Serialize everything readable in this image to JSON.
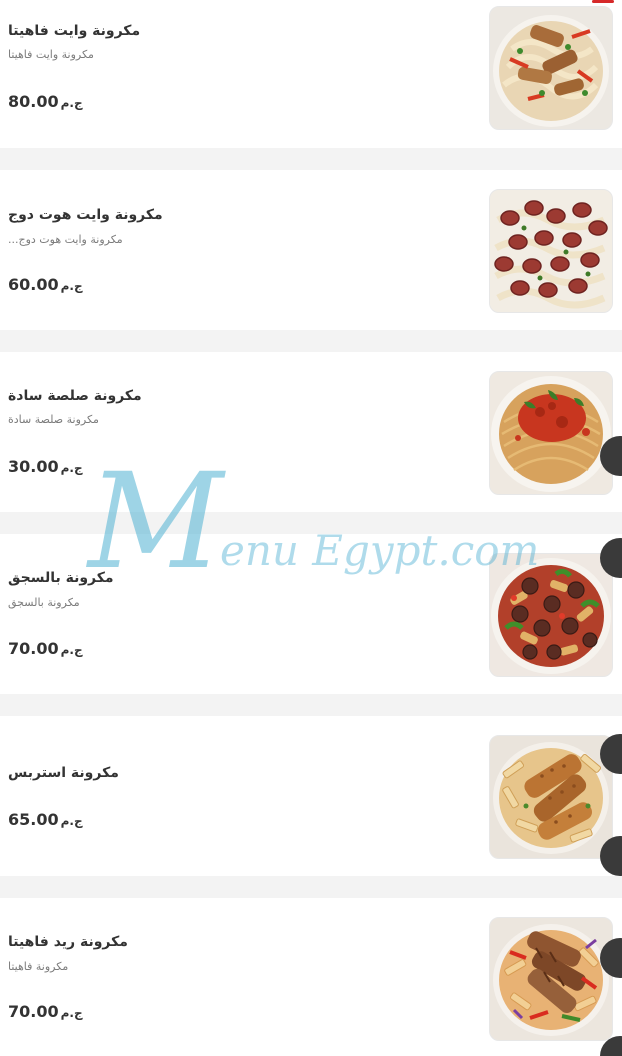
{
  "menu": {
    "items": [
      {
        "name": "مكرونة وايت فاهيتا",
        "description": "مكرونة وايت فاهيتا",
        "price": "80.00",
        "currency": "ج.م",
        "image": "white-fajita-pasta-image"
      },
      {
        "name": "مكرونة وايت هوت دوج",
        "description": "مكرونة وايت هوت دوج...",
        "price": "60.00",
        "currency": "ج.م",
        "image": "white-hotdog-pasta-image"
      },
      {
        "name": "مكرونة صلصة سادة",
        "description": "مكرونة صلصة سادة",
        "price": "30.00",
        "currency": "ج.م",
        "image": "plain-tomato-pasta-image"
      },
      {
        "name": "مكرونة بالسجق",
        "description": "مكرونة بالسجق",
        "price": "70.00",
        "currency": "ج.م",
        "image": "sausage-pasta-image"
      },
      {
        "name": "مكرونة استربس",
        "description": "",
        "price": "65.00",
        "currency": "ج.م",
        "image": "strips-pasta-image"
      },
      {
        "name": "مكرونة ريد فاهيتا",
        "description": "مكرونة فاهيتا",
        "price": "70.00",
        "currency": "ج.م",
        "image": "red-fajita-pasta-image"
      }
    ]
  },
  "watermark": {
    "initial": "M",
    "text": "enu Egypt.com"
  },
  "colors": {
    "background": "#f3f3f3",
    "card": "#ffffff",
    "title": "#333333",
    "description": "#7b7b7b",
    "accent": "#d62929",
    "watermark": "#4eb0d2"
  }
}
**********
▶ STATED EXERCISE:
Check every line of the material for the string "price" and give the number of lines that have it, without anything else.

▶ EXERCISE SOLUTION:
6